**Exercise directions**
Copy each line below that contains "多个国家和地区".

START Data provided

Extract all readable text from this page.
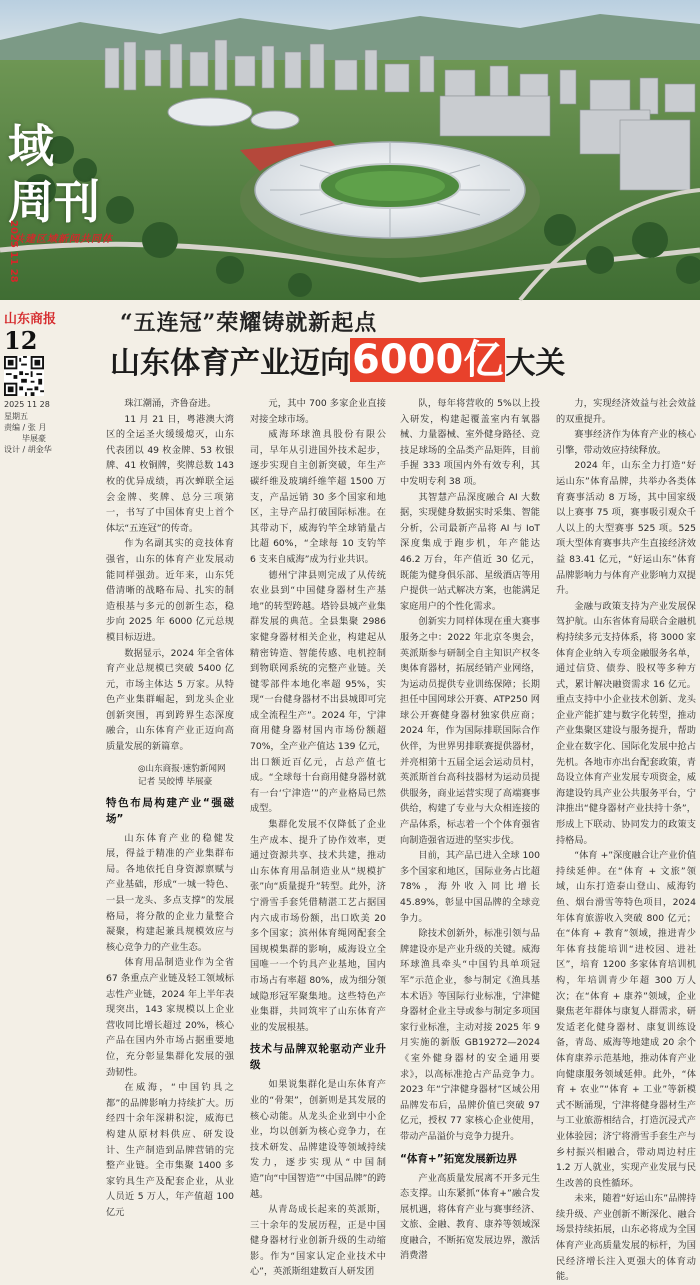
域
周刊
2025 11 28
共建区域新闻共同体
山东商报
12
2025 11 28
星期五
责编 / 张 月
毕展豪
设计 / 胡金华
“五连冠”荣耀铸就新起点
山东体育产业迈向6000亿大关

珠江潮涌，齐鲁奋进。

11 月 21 日，粤港澳大湾区的全运圣火缓缓熄灭，山东代表团以 49 枚金牌、53 枚银牌、41 枚铜牌，奖牌总数 143 枚的优异成绩，再次蝉联全运会金牌、奖牌、总分三项第一，书写了中国体育史上首个体坛“五连冠”的传奇。

作为名副其实的竞技体育强省，山东的体育产业发展动能同样强劲。近年来，山东凭借清晰的战略布局、扎实的制造根基与多元的创新生态，稳步向 2025 年 6000 亿元总规模目标迈进。

数据显示，2024 年全省体育产业总规模已突破 5400 亿元，市场主体达 5 万家。从特色产业集群崛起，到龙头企业创新突围，再到跨界生态深度融合，山东体育产业正迈向高质量发展的新篇章。

◎山东商报·速豹新闻网

记者 吴皎博 毕展豪

特色布局构建产业“强磁场”

山东体育产业的稳健发展，得益于精准的产业集群布局。各地依托自身资源禀赋与产业基础，形成“一城一特色、一县一龙头、多点支撑”的发展格局，将分散的企业力量整合凝聚，构建起兼具规模效应与核心竞争力的产业生态。

体育用品制造业作为全省 67 条重点产业链及轻工领域标志性产业链，2024 年上半年表现突出，143 家规模以上企业营收同比增长超过 20%，核心产品在国内外市场占据重要地位，充分彰显集群化发展的强劲韧性。

在威海，“中国钓具之都”的品牌影响力持续扩大。历经四十余年深耕积淀，威海已构建从原材料供应、研发设计、生产制造到品牌营销的完整产业链。全市集聚 1400 多家钓具生产及配套企业，从业人员近 5 万人，年产值超 100 亿元

元，其中 700 多家企业直接对接全球市场。

威海环球渔具股份有限公司，早年从引进国外技术起步，逐步实现自主创新突破，年生产碳纤维及玻璃纤维竿超 1500 万支，产品远销 30 多个国家和地区，主导产品打破国际标准。在其带动下，威海钓竿全球销量占比超 60%，“全球每 10 支钓竿 6 支来自威海”成为行业共识。

德州宁津县则完成了从传统农业县到“中国健身器材生产基地”的转型跨越。塔铃县城产业集群发展的典范。全县集聚 2986 家健身器材相关企业，构建起从精密铸造、智能传感、电机控制到物联网系统的完整产业链。关键零部件本地化率超 95%，实现“一台健身器材不出县城即可完成全流程生产”。2024 年，宁津商用健身器材国内市场份额超 70%，全产业产值达 139 亿元，出口额近百亿元，占总产值七成。“全球每十台商用健身器材就有一台‘宁津造’”的产业格局已然成型。

集群化发展不仅降低了企业生产成本、提升了协作效率，更通过资源共享、技术共建，推动山东体育用品制造业从“规模扩张”向“质量提升”转型。此外，济宁滑雪手套凭借精湛工艺占据国内六成市场份额，出口欧美 20 多个国家；滨州体育绳网配套全国规模集群的影响，威海设立全国唯一一个钓具产业基地，国内市场占有率超 80%，成为细分领域隐形冠军聚集地。这些特色产业集群，共同筑牢了山东体育产业的发展根基。

技术与品牌双轮驱动产业升级

如果说集群化是山东体育产业的“骨架”，创新则是其发展的核心动能。从龙头企业到中小企业，均以创新为核心竞争力，在技术研发、品牌建设等领域持续发力，逐步实现从“中国制造”向“中国智造”“中国品牌”的跨越。

从青岛成长起来的英派斯，三十余年的发展历程，正是中国健身器材行业创新升级的生动缩影。作为“国家认定企业技术中心”，英派斯组建数百人研发团

队，每年将营收的 5%以上投入研发，构建起覆盖室内有氧器械、力量器械、室外健身路径、竞技足球场的全品类产品矩阵，目前手握 333 项国内外有效专利，其中发明专利 38 项。

其智慧产品深度融合 AI 大数据，实现健身数据实时采集、智能分析，公司最新产品将 AI 与 IoT 深度集成于跑步机，年产能达 46.2 万台，年产值近 30 亿元，既能为健身俱乐部、星级酒店等用户提供一站式解决方案，也能满足家庭用户的个性化需求。

创新实力同样体现在重大赛事服务之中：2022 年北京冬奥会，英派斯参与研制全自主知识产权冬奥体育器材，拓展经销产业网络，为运动员提供专业训练保障；长期担任中国网球公开赛、ATP250 网球公开赛健身器材独家供应商；2024 年，作为国际排联国际合作伙伴，为世界男排联赛提供器材，并亮相第十五届全运会运动员村，英派斯首台高科技器材为运动员提供服务，商业运营实现了高端赛事供给，构建了专业与大众相连接的产品体系，标志着一个个体育强省向制造强省迈进的坚实步伐。

目前，其产品已进入全球 100 多个国家和地区，国际业务占比超 78%，海外收入同比增长 45.89%，彰显中国品牌的全球竞争力。

除技术创新外，标准引领与品牌建设亦是产业升级的关键。威海环球渔具牵头“中国钓具单项冠军”示范企业，参与制定《渔具基本术语》等国际行业标准，宁津健身器材企业主导或参与制定多项国家行业标准，主动对接 2025 年 9 月实施的新版 GB19272—2024《室外健身器材的安全通用要求》，以高标准抢占产品竞争力。2023 年“宁津健身器材”区域公用品牌发布后，品牌价值已突破 97 亿元，授权 77 家核心企业使用，带动产品溢价与竞争力提升。

“体育+”拓宽发展新边界

产业高质量发展离不开多元生态支撑。山东紧抓“体育+”融合发展机遇，将体育产业与赛事经济、文旅、金融、教育、康养等领域深度融合，不断拓宽发展边界，激活消费潜

力，实现经济效益与社会效益的双重提升。

赛事经济作为体育产业的核心引擎，带动效应持续释放。

2024 年，山东全力打造“好运山东”体育品牌，共举办各类体育赛事活动 8 万场，其中国家级以上赛事 75 项，赛事吸引观众千人以上的大型赛事 525 项。525 项大型体育赛事共产生直接经济效益 83.41 亿元，“好运山东”体育品牌影响力与体育产业影响力双提升。

金融与政策支持为产业发展保驾护航。山东省体育局联合金融机构持续多元支持体系，将 3000 家体育企业纳入专项金融服务名单，通过信贷、债券、股权等多种方式，累计解决融资需求 16 亿元。重点支持中小企业技术创新、龙头企业产能扩建与数字化转型，推动产业集聚区建设与服务提升，帮助企业在数字化、国际化发展中抢占先机。各地市亦出台配套政策，青岛设立体育产业发展专项资金，威海建设钓具产业公共服务平台，宁津推出“健身器材产业扶持十条”，形成上下联动、协同发力的政策支持格局。

“体育 +”深度融合让产业价值持续延伸。在“体育 + 文旅”领域，山东打造泰山登山、威海钓鱼、烟台滑雪等特色项目，2024 年体育旅游收入突破 800 亿元；在“体育 + 教育”领域，推进青少年体育技能培训“进校园、进社区”，培育 1200 多家体育培训机构，年培训青少年超 300 万人次；在“体育 + 康养”领域，企业聚焦老年群体与康复人群需求，研发适老化健身器材、康复训练设备，青岛、威海等地建成 20 余个体育康养示范基地，推动体育产业向健康服务领域延伸。此外，“体育 + 农业”“体育 + 工业”等新模式不断涌现，宁津将健身器材生产与工业旅游相结合，打造沉浸式产业体验园；济宁将滑雪手套生产与乡村振兴相融合，带动周边村庄 1.2 万人就业，实现产业发展与民生改善的良性循环。

未来，随着“好运山东”品牌持续升级、产业创新不断深化、融合场景持续拓展，山东必将成为全国体育产业高质量发展的标杆，为国民经济增长注入更强大的体育动能。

END Data provided

**Solution**
威海环球渔具股份有限公司，早年从引进国外技术起步，逐步实现自主创新突破，年生产碳纤维及玻璃纤维竿超 1500 万支，产品远销 30 多个国家和地区，主导产品打破国际标准。在其带动下，威海钓竿全球销量占比超 60%，“全球每 10 支钓竿 6 支来自威海”成为行业共识。
目前，其产品已进入全球 100 多个国家和地区，国际业务占比超 78%，海外收入同比增长 45.89%，彰显中国品牌的全球竞争力。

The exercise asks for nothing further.